Dataset records on visual material:
[Start of Attachment]

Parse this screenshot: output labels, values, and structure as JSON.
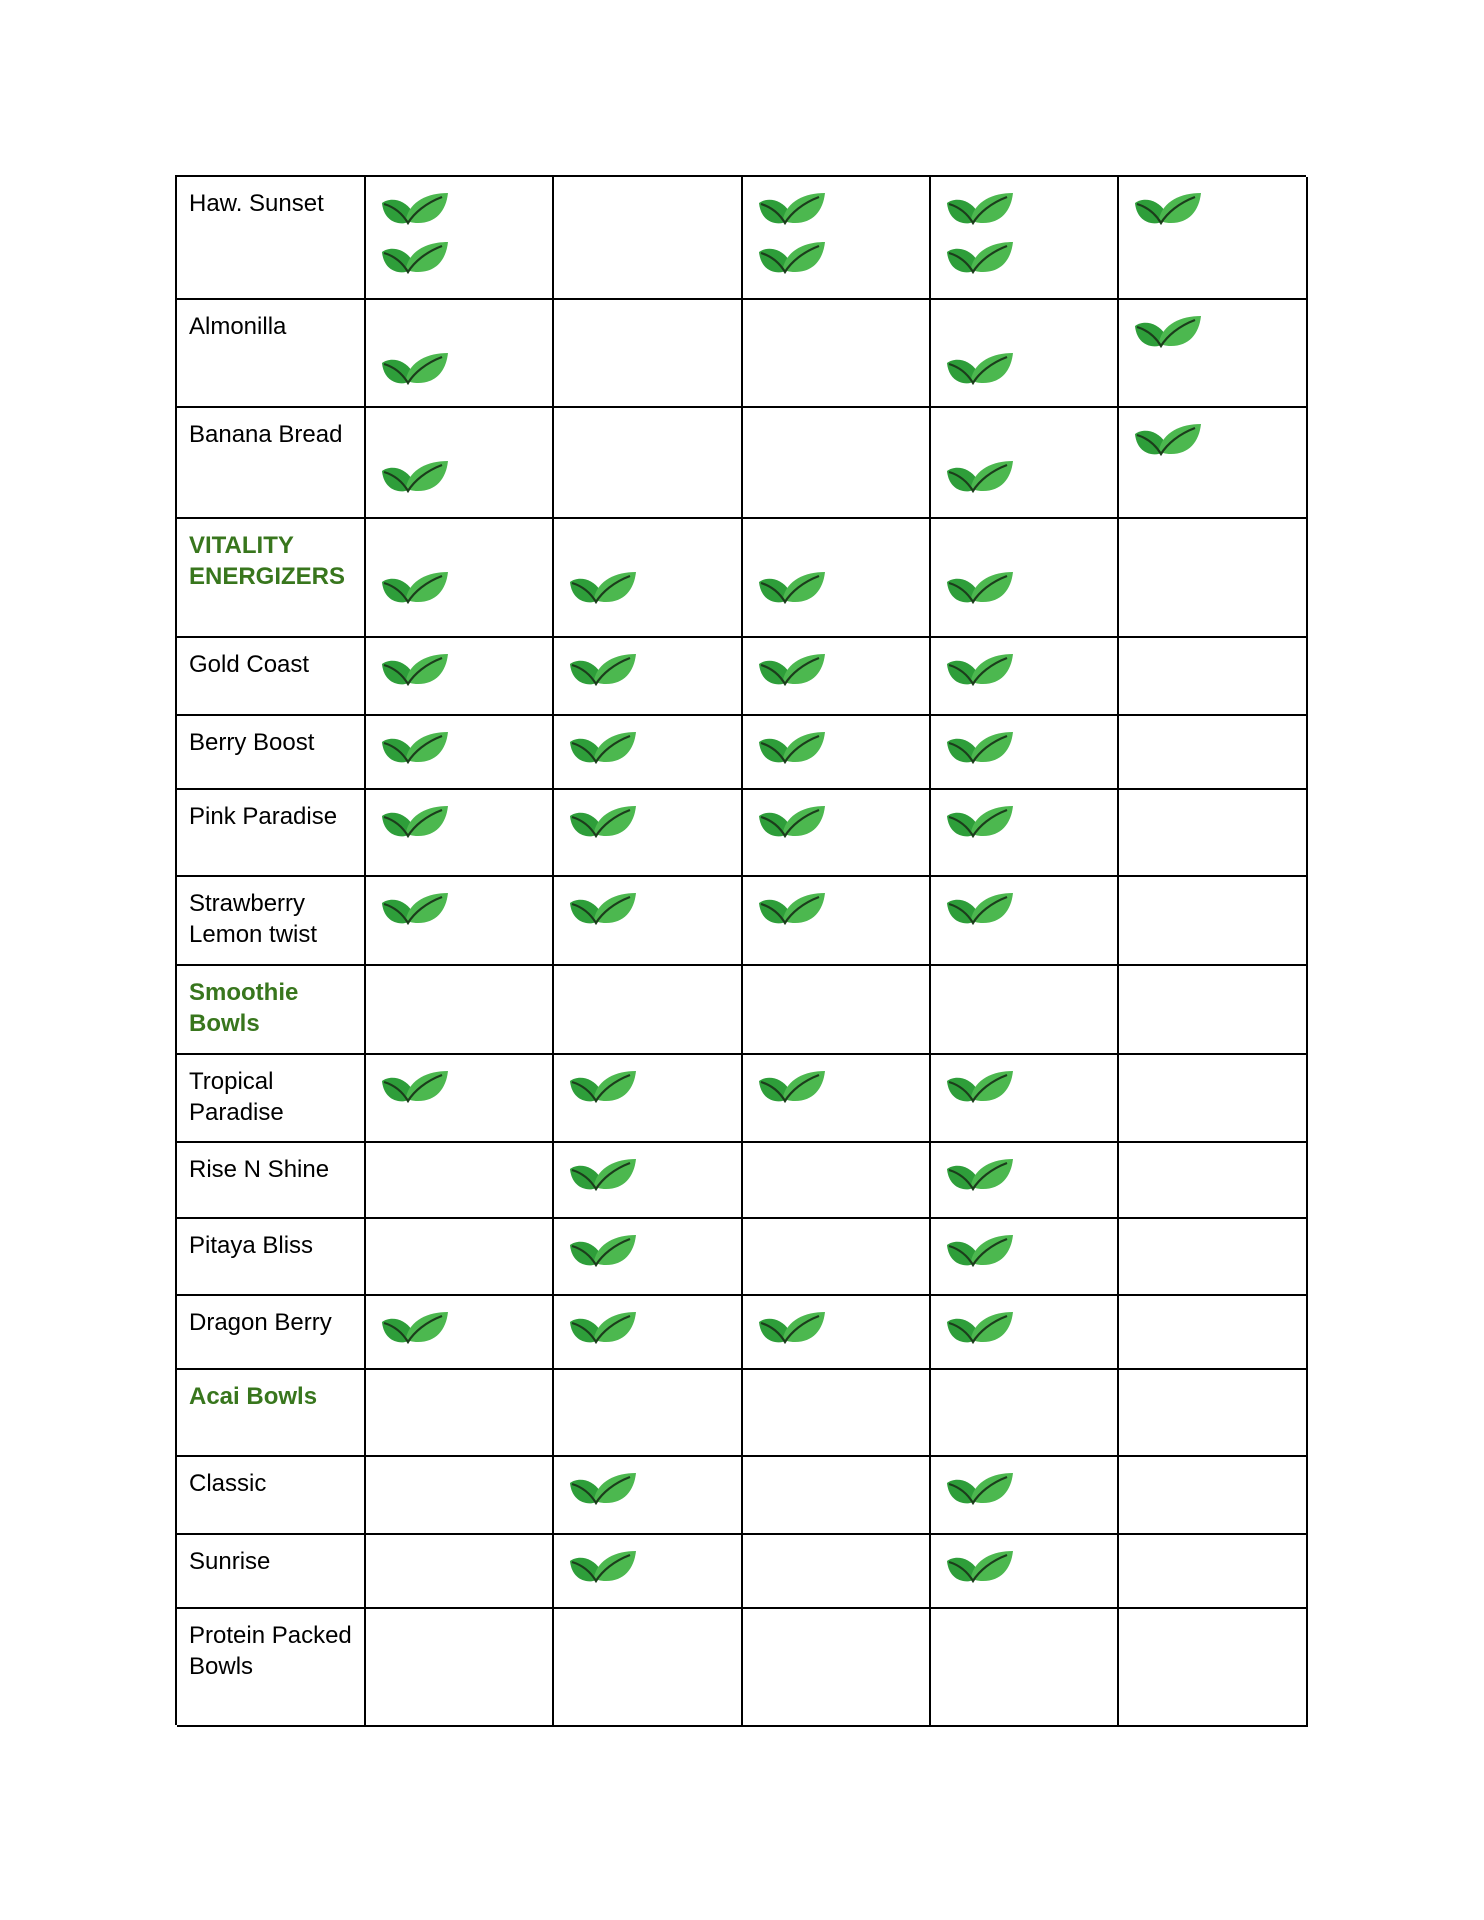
{
  "table": {
    "rows": [
      {
        "label": "Haw. Sunset",
        "section": false,
        "leaves": [
          2,
          0,
          2,
          2,
          1
        ]
      },
      {
        "label": "Almonilla",
        "section": false,
        "leaves": [
          1,
          0,
          0,
          1,
          1
        ]
      },
      {
        "label": "Banana Bread",
        "section": false,
        "leaves": [
          1,
          0,
          0,
          1,
          1
        ]
      },
      {
        "label": "VITALITY ENERGIZERS",
        "section": true,
        "leaves": [
          1,
          1,
          1,
          1,
          0
        ]
      },
      {
        "label": "Gold Coast",
        "section": false,
        "leaves": [
          1,
          1,
          1,
          1,
          0
        ]
      },
      {
        "label": "Berry Boost",
        "section": false,
        "leaves": [
          1,
          1,
          1,
          1,
          0
        ]
      },
      {
        "label": "Pink Paradise",
        "section": false,
        "leaves": [
          1,
          1,
          1,
          1,
          0
        ]
      },
      {
        "label": "Strawberry Lemon twist",
        "section": false,
        "leaves": [
          1,
          1,
          1,
          1,
          0
        ]
      },
      {
        "label": "Smoothie Bowls",
        "section": true,
        "leaves": [
          0,
          0,
          0,
          0,
          0
        ]
      },
      {
        "label": "Tropical Paradise",
        "section": false,
        "leaves": [
          1,
          1,
          1,
          1,
          0
        ]
      },
      {
        "label": "Rise N Shine",
        "section": false,
        "leaves": [
          0,
          1,
          0,
          1,
          0
        ]
      },
      {
        "label": "Pitaya Bliss",
        "section": false,
        "leaves": [
          0,
          1,
          0,
          1,
          0
        ]
      },
      {
        "label": "Dragon Berry",
        "section": false,
        "leaves": [
          1,
          1,
          1,
          1,
          0
        ]
      },
      {
        "label": "Acai Bowls",
        "section": true,
        "leaves": [
          0,
          0,
          0,
          0,
          0
        ]
      },
      {
        "label": "Classic",
        "section": false,
        "leaves": [
          0,
          1,
          0,
          1,
          0
        ]
      },
      {
        "label": "Sunrise",
        "section": false,
        "leaves": [
          0,
          1,
          0,
          1,
          0
        ]
      },
      {
        "label": "Protein Packed Bowls",
        "section": false,
        "leaves": [
          0,
          0,
          0,
          0,
          0
        ]
      }
    ]
  }
}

[End of Attachment]

YOUR ASSIGNMENT: Although the records contain pictures, only their text should be repeated, exactly as it appears.

TASK SOLUTION:
Parse this screenshot: output labels, values, and structure as JSON.
{
  "table": {
    "rows": [
      {
        "label": "Haw. Sunset",
        "section": false,
        "leaves": [
          2,
          0,
          2,
          2,
          1
        ]
      },
      {
        "label": "Almonilla",
        "section": false,
        "leaves": [
          1,
          0,
          0,
          1,
          1
        ]
      },
      {
        "label": "Banana Bread",
        "section": false,
        "leaves": [
          1,
          0,
          0,
          1,
          1
        ]
      },
      {
        "label": "VITALITY ENERGIZERS",
        "section": true,
        "leaves": [
          1,
          1,
          1,
          1,
          0
        ]
      },
      {
        "label": "Gold Coast",
        "section": false,
        "leaves": [
          1,
          1,
          1,
          1,
          0
        ]
      },
      {
        "label": "Berry Boost",
        "section": false,
        "leaves": [
          1,
          1,
          1,
          1,
          0
        ]
      },
      {
        "label": "Pink Paradise",
        "section": false,
        "leaves": [
          1,
          1,
          1,
          1,
          0
        ]
      },
      {
        "label": "Strawberry Lemon twist",
        "section": false,
        "leaves": [
          1,
          1,
          1,
          1,
          0
        ]
      },
      {
        "label": "Smoothie Bowls",
        "section": true,
        "leaves": [
          0,
          0,
          0,
          0,
          0
        ]
      },
      {
        "label": "Tropical Paradise",
        "section": false,
        "leaves": [
          1,
          1,
          1,
          1,
          0
        ]
      },
      {
        "label": "Rise N Shine",
        "section": false,
        "leaves": [
          0,
          1,
          0,
          1,
          0
        ]
      },
      {
        "label": "Pitaya Bliss",
        "section": false,
        "leaves": [
          0,
          1,
          0,
          1,
          0
        ]
      },
      {
        "label": "Dragon Berry",
        "section": false,
        "leaves": [
          1,
          1,
          1,
          1,
          0
        ]
      },
      {
        "label": "Acai Bowls",
        "section": true,
        "leaves": [
          0,
          0,
          0,
          0,
          0
        ]
      },
      {
        "label": "Classic",
        "section": false,
        "leaves": [
          0,
          1,
          0,
          1,
          0
        ]
      },
      {
        "label": "Sunrise",
        "section": false,
        "leaves": [
          0,
          1,
          0,
          1,
          0
        ]
      },
      {
        "label": "Protein Packed Bowls",
        "section": false,
        "leaves": [
          0,
          0,
          0,
          0,
          0
        ]
      }
    ]
  }
}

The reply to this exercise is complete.